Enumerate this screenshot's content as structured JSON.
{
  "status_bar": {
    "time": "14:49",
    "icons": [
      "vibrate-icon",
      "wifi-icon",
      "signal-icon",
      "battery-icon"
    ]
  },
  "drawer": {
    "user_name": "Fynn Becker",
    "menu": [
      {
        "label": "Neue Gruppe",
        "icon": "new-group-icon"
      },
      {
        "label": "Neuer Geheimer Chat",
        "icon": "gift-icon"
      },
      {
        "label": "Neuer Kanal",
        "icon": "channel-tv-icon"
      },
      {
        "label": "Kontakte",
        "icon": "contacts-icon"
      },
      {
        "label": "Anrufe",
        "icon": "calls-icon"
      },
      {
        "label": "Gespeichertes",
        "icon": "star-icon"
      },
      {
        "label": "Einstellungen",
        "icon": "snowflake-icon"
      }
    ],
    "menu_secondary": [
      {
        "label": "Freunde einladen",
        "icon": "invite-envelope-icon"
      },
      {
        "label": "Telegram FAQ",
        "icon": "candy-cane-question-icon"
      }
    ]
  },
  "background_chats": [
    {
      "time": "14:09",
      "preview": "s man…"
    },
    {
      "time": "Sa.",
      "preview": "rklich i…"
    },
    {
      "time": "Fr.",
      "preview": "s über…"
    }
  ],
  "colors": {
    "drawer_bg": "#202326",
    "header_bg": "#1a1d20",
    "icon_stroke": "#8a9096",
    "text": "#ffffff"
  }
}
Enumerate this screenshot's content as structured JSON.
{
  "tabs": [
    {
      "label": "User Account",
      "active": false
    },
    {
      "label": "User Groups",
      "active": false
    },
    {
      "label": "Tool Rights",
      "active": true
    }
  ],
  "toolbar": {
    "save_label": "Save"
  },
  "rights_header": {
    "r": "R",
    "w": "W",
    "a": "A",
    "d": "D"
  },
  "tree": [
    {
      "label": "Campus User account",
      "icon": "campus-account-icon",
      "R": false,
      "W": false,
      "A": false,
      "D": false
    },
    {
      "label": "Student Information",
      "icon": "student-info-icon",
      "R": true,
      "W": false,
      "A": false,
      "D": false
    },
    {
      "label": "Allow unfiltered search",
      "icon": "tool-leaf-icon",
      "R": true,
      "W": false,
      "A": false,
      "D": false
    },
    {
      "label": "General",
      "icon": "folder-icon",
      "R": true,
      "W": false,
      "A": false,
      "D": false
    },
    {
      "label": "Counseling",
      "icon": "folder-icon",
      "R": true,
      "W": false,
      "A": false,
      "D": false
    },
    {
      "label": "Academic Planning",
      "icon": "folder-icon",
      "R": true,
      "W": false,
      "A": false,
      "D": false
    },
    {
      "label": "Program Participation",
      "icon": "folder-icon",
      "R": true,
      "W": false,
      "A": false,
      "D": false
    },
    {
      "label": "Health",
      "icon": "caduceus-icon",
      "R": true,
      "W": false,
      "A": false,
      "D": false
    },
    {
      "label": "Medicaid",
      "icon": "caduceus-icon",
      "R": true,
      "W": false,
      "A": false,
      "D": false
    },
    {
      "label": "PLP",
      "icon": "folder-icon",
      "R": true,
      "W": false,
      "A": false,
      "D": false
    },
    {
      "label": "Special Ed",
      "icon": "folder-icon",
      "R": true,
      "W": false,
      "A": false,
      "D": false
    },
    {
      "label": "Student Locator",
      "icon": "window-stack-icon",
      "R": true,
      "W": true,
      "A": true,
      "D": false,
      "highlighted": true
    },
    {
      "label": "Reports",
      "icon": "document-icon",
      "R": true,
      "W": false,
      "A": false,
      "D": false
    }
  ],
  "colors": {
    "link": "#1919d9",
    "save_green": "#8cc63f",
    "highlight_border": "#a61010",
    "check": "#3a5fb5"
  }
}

OBJECTIVE
Exactly reproduce all of the entries.

RESULT
Enumerate this screenshot's content as structured JSON.
{
  "status_bar": {
    "time": "14:49",
    "icons": [
      "vibrate-icon",
      "wifi-icon",
      "signal-icon",
      "battery-icon"
    ]
  },
  "drawer": {
    "user_name": "Fynn Becker",
    "menu": [
      {
        "label": "Neue Gruppe",
        "icon": "new-group-icon"
      },
      {
        "label": "Neuer Geheimer Chat",
        "icon": "gift-icon"
      },
      {
        "label": "Neuer Kanal",
        "icon": "channel-tv-icon"
      },
      {
        "label": "Kontakte",
        "icon": "contacts-icon"
      },
      {
        "label": "Anrufe",
        "icon": "calls-icon"
      },
      {
        "label": "Gespeichertes",
        "icon": "star-icon"
      },
      {
        "label": "Einstellungen",
        "icon": "snowflake-icon"
      }
    ],
    "menu_secondary": [
      {
        "label": "Freunde einladen",
        "icon": "invite-envelope-icon"
      },
      {
        "label": "Telegram FAQ",
        "icon": "candy-cane-question-icon"
      }
    ]
  },
  "background_chats": [
    {
      "time": "14:09",
      "preview": "s man…"
    },
    {
      "time": "Sa.",
      "preview": "rklich i…"
    },
    {
      "time": "Fr.",
      "preview": "s über…"
    }
  ],
  "colors": {
    "drawer_bg": "#202326",
    "header_bg": "#1a1d20",
    "icon_stroke": "#8a9096",
    "text": "#ffffff"
  }
}
Enumerate this screenshot's content as structured JSON.
{
  "tabs": [
    {
      "label": "User Account",
      "active": false
    },
    {
      "label": "User Groups",
      "active": false
    },
    {
      "label": "Tool Rights",
      "active": true
    }
  ],
  "toolbar": {
    "save_label": "Save"
  },
  "rights_header": {
    "r": "R",
    "w": "W",
    "a": "A",
    "d": "D"
  },
  "tree": [
    {
      "label": "Campus User account",
      "icon": "campus-account-icon",
      "R": false,
      "W": false,
      "A": false,
      "D": false
    },
    {
      "label": "Student Information",
      "icon": "student-info-icon",
      "R": true,
      "W": false,
      "A": false,
      "D": false
    },
    {
      "label": "Allow unfiltered search",
      "icon": "tool-leaf-icon",
      "R": true,
      "W": false,
      "A": false,
      "D": false
    },
    {
      "label": "General",
      "icon": "folder-icon",
      "R": true,
      "W": false,
      "A": false,
      "D": false
    },
    {
      "label": "Counseling",
      "icon": "folder-icon",
      "R": true,
      "W": false,
      "A": false,
      "D": false
    },
    {
      "label": "Academic Planning",
      "icon": "folder-icon",
      "R": true,
      "W": false,
      "A": false,
      "D": false
    },
    {
      "label": "Program Participation",
      "icon": "folder-icon",
      "R": true,
      "W": false,
      "A": false,
      "D": false
    },
    {
      "label": "Health",
      "icon": "caduceus-icon",
      "R": true,
      "W": false,
      "A": false,
      "D": false
    },
    {
      "label": "Medicaid",
      "icon": "caduceus-icon",
      "R": true,
      "W": false,
      "A": false,
      "D": false
    },
    {
      "label": "PLP",
      "icon": "folder-icon",
      "R": true,
      "W": false,
      "A": false,
      "D": false
    },
    {
      "label": "Special Ed",
      "icon": "folder-icon",
      "R": true,
      "W": false,
      "A": false,
      "D": false
    },
    {
      "label": "Student Locator",
      "icon": "window-stack-icon",
      "R": true,
      "W": true,
      "A": true,
      "D": false,
      "highlighted": true
    },
    {
      "label": "Reports",
      "icon": "document-icon",
      "R": true,
      "W": false,
      "A": false,
      "D": false
    }
  ],
  "colors": {
    "link": "#1919d9",
    "save_green": "#8cc63f",
    "highlight_border": "#a61010",
    "check": "#3a5fb5"
  }
}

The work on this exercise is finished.